▸ TASK INPUT:
-*-
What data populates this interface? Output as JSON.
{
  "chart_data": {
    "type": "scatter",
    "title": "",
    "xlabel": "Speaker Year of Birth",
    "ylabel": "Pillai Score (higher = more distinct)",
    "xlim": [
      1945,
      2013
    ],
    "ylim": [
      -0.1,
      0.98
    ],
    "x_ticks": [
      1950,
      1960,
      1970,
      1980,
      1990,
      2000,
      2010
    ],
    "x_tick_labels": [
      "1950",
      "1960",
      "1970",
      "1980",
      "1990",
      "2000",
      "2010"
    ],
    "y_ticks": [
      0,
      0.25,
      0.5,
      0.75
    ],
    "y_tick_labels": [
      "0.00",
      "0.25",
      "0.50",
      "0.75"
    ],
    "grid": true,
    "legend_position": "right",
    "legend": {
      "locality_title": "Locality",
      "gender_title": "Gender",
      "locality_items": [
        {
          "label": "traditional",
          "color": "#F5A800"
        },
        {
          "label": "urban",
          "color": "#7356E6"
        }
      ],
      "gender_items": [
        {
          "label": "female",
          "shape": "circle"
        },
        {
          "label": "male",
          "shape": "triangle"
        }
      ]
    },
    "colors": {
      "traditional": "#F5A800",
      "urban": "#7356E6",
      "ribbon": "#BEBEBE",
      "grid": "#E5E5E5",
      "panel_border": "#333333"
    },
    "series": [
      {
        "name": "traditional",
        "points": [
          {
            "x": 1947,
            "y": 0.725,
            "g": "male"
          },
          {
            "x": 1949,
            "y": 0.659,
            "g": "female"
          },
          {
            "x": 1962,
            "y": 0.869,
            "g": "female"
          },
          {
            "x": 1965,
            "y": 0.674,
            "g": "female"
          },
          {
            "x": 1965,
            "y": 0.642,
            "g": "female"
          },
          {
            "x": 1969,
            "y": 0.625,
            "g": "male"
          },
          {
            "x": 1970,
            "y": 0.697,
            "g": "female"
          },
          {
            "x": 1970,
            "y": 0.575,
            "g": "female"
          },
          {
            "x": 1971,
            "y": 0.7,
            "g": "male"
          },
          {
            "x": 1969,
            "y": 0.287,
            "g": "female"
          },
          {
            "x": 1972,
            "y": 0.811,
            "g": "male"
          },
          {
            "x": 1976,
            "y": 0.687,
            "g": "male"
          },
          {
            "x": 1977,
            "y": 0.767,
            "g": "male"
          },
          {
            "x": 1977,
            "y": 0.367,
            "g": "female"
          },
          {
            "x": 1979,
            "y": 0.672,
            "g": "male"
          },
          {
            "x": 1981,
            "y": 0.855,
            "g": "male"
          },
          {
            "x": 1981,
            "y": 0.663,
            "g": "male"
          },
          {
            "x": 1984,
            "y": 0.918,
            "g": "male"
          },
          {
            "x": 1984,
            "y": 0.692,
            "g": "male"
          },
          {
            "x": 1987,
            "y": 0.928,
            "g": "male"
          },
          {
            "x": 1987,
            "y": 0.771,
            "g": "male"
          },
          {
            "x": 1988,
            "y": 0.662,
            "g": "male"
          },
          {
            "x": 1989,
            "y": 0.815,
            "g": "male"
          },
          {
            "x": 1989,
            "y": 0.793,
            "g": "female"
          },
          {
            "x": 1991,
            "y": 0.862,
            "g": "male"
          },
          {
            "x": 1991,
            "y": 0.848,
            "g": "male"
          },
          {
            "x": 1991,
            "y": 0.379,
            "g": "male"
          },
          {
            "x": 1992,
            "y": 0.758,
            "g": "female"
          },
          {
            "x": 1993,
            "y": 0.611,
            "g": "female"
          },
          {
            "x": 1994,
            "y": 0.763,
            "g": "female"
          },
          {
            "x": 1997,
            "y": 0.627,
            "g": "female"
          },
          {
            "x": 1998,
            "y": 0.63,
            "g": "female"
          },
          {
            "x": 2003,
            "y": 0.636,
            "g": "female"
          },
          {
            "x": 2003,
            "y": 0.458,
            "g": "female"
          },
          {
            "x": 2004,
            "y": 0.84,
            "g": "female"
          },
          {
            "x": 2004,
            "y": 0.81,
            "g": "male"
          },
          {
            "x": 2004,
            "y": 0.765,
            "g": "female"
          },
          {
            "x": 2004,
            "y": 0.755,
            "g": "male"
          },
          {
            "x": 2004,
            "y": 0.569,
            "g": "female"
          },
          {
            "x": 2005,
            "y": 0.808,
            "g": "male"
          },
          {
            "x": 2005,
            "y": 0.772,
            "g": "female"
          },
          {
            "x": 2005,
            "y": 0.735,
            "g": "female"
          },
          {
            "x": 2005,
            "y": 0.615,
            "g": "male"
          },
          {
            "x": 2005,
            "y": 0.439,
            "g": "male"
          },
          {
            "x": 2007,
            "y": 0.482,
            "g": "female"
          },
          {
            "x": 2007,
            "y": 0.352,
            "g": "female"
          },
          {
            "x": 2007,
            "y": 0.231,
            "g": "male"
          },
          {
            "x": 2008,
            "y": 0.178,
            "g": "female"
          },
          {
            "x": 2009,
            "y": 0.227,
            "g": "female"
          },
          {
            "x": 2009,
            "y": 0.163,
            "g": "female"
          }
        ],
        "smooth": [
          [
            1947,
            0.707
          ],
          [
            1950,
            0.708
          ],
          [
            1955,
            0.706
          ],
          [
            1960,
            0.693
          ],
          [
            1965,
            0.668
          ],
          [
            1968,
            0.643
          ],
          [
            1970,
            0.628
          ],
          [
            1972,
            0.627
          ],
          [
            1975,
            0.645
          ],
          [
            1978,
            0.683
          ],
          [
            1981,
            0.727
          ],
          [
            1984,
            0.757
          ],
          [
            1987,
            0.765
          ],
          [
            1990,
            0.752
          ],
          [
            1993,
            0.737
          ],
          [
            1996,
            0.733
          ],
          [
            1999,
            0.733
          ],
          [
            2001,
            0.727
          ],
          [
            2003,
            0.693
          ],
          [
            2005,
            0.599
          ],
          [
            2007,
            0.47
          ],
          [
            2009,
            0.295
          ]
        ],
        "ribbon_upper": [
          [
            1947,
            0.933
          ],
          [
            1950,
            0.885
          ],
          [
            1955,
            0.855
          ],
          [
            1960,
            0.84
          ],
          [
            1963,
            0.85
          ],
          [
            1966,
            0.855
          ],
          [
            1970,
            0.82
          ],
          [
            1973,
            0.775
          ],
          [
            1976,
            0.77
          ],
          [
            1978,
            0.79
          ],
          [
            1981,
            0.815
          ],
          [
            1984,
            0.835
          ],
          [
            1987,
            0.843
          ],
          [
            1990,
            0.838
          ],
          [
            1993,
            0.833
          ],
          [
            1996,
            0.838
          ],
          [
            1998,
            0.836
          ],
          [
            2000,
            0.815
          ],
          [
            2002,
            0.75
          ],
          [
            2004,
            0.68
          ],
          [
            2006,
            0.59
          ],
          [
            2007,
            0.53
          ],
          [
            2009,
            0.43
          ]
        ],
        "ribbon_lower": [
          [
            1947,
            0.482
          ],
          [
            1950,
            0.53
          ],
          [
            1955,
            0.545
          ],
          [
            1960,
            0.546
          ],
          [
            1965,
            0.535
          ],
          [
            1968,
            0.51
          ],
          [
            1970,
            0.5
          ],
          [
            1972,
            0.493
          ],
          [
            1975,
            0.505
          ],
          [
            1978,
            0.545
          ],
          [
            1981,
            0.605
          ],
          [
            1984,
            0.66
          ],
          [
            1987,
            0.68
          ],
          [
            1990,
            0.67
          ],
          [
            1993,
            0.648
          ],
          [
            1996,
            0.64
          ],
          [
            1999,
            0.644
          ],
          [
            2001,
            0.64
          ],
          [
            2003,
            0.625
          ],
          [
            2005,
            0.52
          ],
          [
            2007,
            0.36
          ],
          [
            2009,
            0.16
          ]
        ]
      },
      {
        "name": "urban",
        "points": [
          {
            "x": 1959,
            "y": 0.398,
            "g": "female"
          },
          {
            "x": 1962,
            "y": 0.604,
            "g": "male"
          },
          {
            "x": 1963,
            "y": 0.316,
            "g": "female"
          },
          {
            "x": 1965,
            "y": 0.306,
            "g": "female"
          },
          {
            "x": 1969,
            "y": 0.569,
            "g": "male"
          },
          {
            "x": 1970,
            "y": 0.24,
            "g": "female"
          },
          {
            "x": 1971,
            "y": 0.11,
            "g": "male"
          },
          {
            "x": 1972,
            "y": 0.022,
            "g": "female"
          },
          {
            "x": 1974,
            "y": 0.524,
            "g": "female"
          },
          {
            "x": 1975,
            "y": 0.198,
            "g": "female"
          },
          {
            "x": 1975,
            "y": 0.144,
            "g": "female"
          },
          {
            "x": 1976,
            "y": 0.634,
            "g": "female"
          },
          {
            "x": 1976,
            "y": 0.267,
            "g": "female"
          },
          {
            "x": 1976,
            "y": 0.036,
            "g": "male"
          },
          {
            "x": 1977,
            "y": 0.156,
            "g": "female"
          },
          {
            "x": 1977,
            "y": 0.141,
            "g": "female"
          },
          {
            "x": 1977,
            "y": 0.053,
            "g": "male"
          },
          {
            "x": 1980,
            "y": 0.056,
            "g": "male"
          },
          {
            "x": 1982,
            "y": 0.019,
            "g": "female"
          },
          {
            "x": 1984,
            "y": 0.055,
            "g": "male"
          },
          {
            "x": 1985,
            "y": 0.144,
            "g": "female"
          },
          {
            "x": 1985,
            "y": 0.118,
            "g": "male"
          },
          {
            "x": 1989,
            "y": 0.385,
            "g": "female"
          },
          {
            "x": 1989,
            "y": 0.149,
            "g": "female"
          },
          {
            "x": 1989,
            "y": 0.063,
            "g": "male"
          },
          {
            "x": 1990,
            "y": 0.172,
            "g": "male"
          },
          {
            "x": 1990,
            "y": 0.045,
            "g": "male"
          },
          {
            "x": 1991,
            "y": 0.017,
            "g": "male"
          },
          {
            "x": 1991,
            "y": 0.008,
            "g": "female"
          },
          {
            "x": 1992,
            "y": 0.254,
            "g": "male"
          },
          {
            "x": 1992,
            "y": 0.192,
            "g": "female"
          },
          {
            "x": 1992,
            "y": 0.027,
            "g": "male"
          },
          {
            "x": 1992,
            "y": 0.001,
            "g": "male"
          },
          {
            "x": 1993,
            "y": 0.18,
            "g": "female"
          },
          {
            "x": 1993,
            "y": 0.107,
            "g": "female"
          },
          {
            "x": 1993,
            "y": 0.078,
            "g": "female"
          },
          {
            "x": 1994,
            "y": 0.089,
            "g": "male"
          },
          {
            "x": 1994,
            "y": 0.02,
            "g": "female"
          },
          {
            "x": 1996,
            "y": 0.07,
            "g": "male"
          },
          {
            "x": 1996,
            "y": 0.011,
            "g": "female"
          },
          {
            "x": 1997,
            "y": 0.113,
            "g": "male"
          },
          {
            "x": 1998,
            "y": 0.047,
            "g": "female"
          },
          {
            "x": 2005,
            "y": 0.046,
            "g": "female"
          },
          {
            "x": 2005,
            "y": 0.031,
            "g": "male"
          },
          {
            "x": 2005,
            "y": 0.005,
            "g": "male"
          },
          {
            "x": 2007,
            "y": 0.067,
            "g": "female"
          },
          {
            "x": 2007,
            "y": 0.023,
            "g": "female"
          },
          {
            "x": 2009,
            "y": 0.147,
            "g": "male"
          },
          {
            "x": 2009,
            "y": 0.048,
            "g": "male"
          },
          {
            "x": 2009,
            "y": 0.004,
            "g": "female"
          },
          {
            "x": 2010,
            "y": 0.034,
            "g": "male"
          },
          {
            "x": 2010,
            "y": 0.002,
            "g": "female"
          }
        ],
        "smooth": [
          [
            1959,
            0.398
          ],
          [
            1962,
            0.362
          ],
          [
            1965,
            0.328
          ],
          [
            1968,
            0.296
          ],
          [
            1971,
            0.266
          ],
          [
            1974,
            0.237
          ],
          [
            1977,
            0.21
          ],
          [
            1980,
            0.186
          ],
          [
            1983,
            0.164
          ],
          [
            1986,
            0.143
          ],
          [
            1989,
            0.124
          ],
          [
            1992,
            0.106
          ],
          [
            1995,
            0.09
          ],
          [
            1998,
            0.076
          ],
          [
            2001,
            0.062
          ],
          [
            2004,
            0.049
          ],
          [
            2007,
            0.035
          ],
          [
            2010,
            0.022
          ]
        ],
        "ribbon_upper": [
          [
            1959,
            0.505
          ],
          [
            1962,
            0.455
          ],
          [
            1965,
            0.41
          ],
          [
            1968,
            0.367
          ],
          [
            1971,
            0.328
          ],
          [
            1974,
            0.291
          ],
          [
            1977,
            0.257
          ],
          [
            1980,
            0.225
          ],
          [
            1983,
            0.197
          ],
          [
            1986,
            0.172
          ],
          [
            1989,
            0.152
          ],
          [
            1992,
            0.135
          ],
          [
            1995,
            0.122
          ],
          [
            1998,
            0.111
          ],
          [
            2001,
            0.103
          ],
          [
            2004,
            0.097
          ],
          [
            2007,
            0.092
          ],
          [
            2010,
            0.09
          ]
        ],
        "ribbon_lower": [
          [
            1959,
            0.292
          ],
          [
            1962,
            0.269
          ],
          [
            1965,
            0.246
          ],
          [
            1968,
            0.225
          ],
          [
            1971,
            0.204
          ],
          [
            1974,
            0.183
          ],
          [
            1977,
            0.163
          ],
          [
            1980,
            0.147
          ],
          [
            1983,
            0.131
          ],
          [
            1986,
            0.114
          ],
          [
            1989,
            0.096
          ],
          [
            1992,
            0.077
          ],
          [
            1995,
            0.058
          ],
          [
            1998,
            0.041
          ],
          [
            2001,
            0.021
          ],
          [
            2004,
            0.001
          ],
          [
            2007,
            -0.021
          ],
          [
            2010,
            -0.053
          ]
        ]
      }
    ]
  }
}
-*-
▸ WHAT YOU WILL DO: Go through the material and select each line with the string "urban" in it.

▸ RESULT FOR THIS TASK:
          "label": "urban",
      "urban": "#7356E6",
        "name": "urban",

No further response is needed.